**What you should do**
Show every line in the entries below where the word "Original" appears.

Stored data entries:
+--

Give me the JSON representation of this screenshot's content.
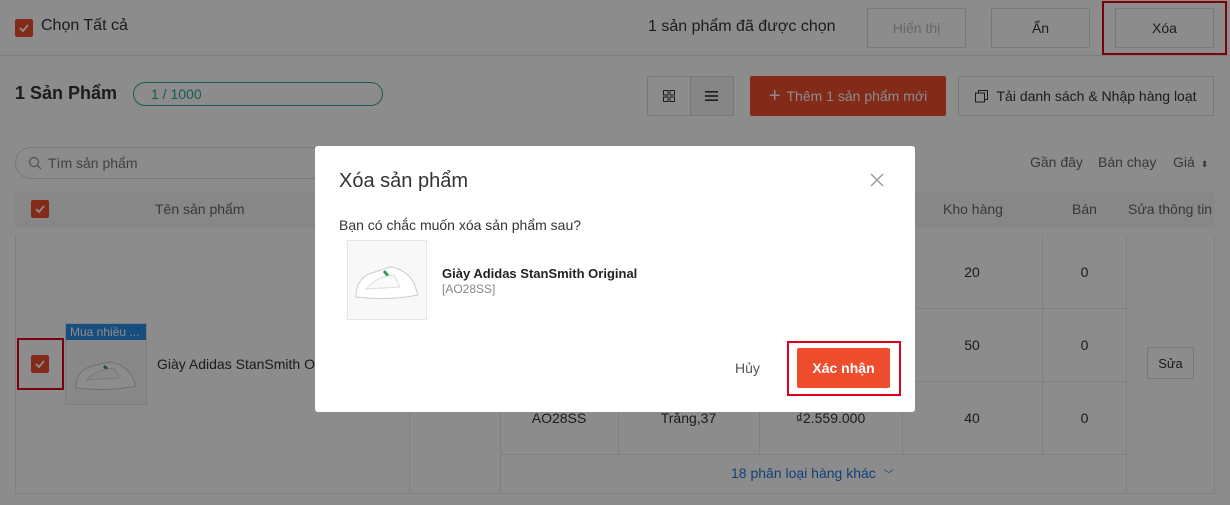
{
  "topbar": {
    "select_all_label": "Chọn Tất cả",
    "selected_status": "1 sản phẩm đã được chọn",
    "show_label": "Hiển thị",
    "hide_label": "Ẩn",
    "delete_label": "Xóa"
  },
  "header": {
    "count_title": "1 Sản Phẩm",
    "quota": "1 / 1000",
    "add_label": "Thêm 1 sản phẩm mới",
    "bulk_label": "Tải danh sách & Nhập hàng loạt"
  },
  "filters": {
    "search_placeholder": "Tìm sản phẩm",
    "sort_recent": "Gần đây",
    "sort_bestselling": "Bán chạy",
    "sort_price": "Giá"
  },
  "table": {
    "col_name": "Tên sản phẩm",
    "col_stock": "Kho hàng",
    "col_sold": "Bán",
    "col_edit": "Sửa thông tin",
    "product": {
      "badge": "Mua nhiều ...",
      "name": "Giày Adidas StanSmith Original"
    },
    "rows": [
      {
        "sku": "",
        "variant": "",
        "price": "",
        "stock": "20",
        "sold": "0"
      },
      {
        "sku": "",
        "variant": "",
        "price": "",
        "stock": "50",
        "sold": "0"
      },
      {
        "sku": "AO28SS",
        "variant": "Trắng,37",
        "price": "₫2.559.000",
        "stock": "40",
        "sold": "0"
      }
    ],
    "edit_label": "Sửa",
    "more_variants": "18 phân loại hàng khác"
  },
  "modal": {
    "title": "Xóa sản phẩm",
    "question": "Bạn có chắc muốn xóa sản phẩm sau?",
    "product_name": "Giày Adidas StanSmith Original",
    "product_sku": "[AO28SS]",
    "cancel_label": "Hủy",
    "confirm_label": "Xác nhận"
  },
  "colors": {
    "accent": "#ee4d2d",
    "highlight": "#e0001b",
    "quota_green": "#26aa99",
    "link_blue": "#2673dd"
  }
}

+--

**Complete output**
      "name": "Giày Adidas StanSmith Original"
    "product_name": "Giày Adidas StanSmith Original",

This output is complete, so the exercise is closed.